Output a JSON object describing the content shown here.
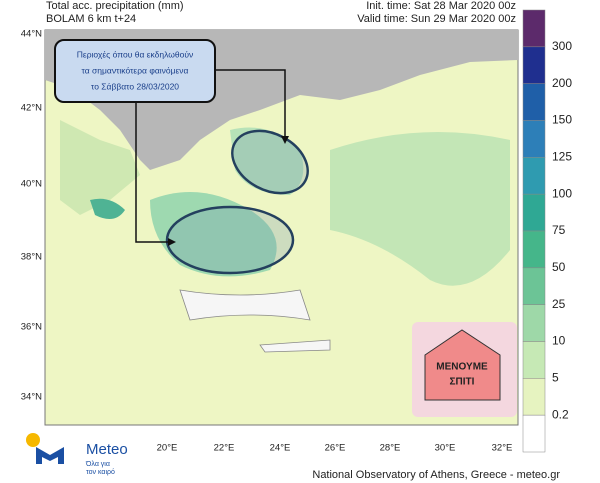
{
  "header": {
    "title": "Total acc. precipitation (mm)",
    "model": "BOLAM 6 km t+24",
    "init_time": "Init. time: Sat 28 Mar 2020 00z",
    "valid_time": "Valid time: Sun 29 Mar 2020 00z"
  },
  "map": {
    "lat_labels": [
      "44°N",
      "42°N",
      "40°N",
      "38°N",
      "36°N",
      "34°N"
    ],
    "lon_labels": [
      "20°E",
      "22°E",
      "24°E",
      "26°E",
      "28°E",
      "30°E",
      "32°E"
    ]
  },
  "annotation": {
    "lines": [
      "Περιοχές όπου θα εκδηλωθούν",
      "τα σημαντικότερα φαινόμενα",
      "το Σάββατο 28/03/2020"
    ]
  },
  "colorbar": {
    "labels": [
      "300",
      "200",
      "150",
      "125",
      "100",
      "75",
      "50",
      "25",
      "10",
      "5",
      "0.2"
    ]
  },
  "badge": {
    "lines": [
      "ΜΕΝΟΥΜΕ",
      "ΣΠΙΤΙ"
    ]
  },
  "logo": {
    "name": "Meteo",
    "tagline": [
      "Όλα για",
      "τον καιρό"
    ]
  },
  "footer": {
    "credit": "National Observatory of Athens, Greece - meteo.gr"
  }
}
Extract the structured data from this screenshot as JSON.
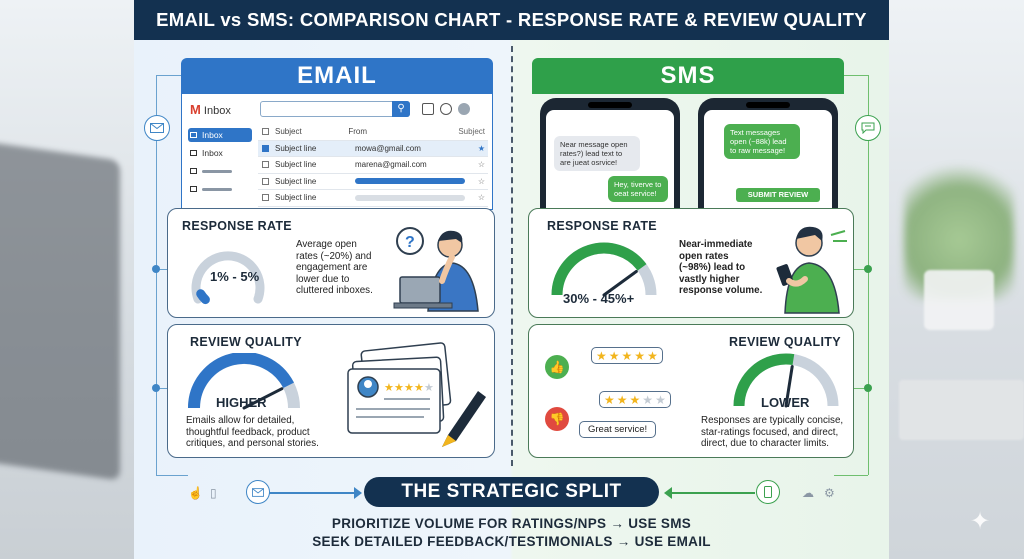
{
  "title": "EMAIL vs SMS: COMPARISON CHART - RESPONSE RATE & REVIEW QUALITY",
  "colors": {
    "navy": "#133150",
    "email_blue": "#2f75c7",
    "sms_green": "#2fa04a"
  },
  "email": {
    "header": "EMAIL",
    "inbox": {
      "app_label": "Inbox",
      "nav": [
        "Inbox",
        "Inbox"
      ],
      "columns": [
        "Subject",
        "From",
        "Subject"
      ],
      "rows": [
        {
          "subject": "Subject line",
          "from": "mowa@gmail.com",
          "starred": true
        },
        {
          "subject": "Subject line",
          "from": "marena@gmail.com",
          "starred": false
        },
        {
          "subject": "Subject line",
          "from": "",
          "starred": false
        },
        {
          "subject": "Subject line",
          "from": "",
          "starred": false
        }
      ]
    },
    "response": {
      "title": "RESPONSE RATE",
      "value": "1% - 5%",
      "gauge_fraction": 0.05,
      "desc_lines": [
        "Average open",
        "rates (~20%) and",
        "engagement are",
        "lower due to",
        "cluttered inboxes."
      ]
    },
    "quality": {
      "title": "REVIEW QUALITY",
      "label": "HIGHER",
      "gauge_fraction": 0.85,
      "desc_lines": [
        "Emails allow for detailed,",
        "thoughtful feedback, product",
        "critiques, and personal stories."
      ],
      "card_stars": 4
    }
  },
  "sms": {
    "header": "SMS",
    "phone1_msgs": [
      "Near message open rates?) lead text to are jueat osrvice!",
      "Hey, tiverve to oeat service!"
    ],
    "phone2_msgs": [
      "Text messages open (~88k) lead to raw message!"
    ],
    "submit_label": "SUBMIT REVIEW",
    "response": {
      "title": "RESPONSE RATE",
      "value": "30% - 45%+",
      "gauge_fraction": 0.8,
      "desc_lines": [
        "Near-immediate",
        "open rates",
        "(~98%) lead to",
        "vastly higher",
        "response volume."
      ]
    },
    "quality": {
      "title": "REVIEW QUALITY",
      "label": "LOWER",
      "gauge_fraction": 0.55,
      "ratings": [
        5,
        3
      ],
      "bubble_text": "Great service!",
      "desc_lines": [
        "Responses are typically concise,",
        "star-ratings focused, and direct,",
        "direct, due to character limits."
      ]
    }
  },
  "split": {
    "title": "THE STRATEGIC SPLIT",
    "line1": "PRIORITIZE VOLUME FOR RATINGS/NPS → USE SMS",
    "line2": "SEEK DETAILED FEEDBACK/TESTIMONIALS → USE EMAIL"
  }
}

- _TASK DIRECTIONS_: Transcribe every record above exactly, leaving out the pictures.

- _RESULT OF THIS EXERCISE_:
Output a JSON object describing the content shown here.
{
  "header": {
    "title": "Total acc. precipitation (mm)",
    "model": "BOLAM 6 km t+24",
    "init_time": "Init. time: Sat 28 Mar 2020 00z",
    "valid_time": "Valid time: Sun 29 Mar 2020 00z"
  },
  "map": {
    "lat_labels": [
      "44°N",
      "42°N",
      "40°N",
      "38°N",
      "36°N",
      "34°N"
    ],
    "lon_labels": [
      "20°E",
      "22°E",
      "24°E",
      "26°E",
      "28°E",
      "30°E",
      "32°E"
    ]
  },
  "annotation": {
    "lines": [
      "Περιοχές όπου θα εκδηλωθούν",
      "τα σημαντικότερα φαινόμενα",
      "το Σάββατο 28/03/2020"
    ]
  },
  "colorbar": {
    "labels": [
      "300",
      "200",
      "150",
      "125",
      "100",
      "75",
      "50",
      "25",
      "10",
      "5",
      "0.2"
    ]
  },
  "badge": {
    "lines": [
      "ΜΕΝΟΥΜΕ",
      "ΣΠΙΤΙ"
    ]
  },
  "logo": {
    "name": "Meteo",
    "tagline": [
      "Όλα για",
      "τον καιρό"
    ]
  },
  "footer": {
    "credit": "National Observatory of Athens, Greece - meteo.gr"
  }
}
Extract the structured data from this screenshot as JSON.
{
  "title": "EMAIL vs SMS: COMPARISON CHART - RESPONSE RATE & REVIEW QUALITY",
  "colors": {
    "navy": "#133150",
    "email_blue": "#2f75c7",
    "sms_green": "#2fa04a"
  },
  "email": {
    "header": "EMAIL",
    "inbox": {
      "app_label": "Inbox",
      "nav": [
        "Inbox",
        "Inbox"
      ],
      "columns": [
        "Subject",
        "From",
        "Subject"
      ],
      "rows": [
        {
          "subject": "Subject line",
          "from": "mowa@gmail.com",
          "starred": true
        },
        {
          "subject": "Subject line",
          "from": "marena@gmail.com",
          "starred": false
        },
        {
          "subject": "Subject line",
          "from": "",
          "starred": false
        },
        {
          "subject": "Subject line",
          "from": "",
          "starred": false
        }
      ]
    },
    "response": {
      "title": "RESPONSE RATE",
      "value": "1% - 5%",
      "gauge_fraction": 0.05,
      "desc_lines": [
        "Average open",
        "rates (~20%) and",
        "engagement are",
        "lower due to",
        "cluttered inboxes."
      ]
    },
    "quality": {
      "title": "REVIEW QUALITY",
      "label": "HIGHER",
      "gauge_fraction": 0.85,
      "desc_lines": [
        "Emails allow for detailed,",
        "thoughtful feedback, product",
        "critiques, and personal stories."
      ],
      "card_stars": 4
    }
  },
  "sms": {
    "header": "SMS",
    "phone1_msgs": [
      "Near message open rates?) lead text to are jueat osrvice!",
      "Hey, tiverve to oeat service!"
    ],
    "phone2_msgs": [
      "Text messages open (~88k) lead to raw message!"
    ],
    "submit_label": "SUBMIT REVIEW",
    "response": {
      "title": "RESPONSE RATE",
      "value": "30% - 45%+",
      "gauge_fraction": 0.8,
      "desc_lines": [
        "Near-immediate",
        "open rates",
        "(~98%) lead to",
        "vastly higher",
        "response volume."
      ]
    },
    "quality": {
      "title": "REVIEW QUALITY",
      "label": "LOWER",
      "gauge_fraction": 0.55,
      "ratings": [
        5,
        3
      ],
      "bubble_text": "Great service!",
      "desc_lines": [
        "Responses are typically concise,",
        "star-ratings focused, and direct,",
        "direct, due to character limits."
      ]
    }
  },
  "split": {
    "title": "THE STRATEGIC SPLIT",
    "line1": "PRIORITIZE VOLUME FOR RATINGS/NPS → USE SMS",
    "line2": "SEEK DETAILED FEEDBACK/TESTIMONIALS → USE EMAIL"
  }
}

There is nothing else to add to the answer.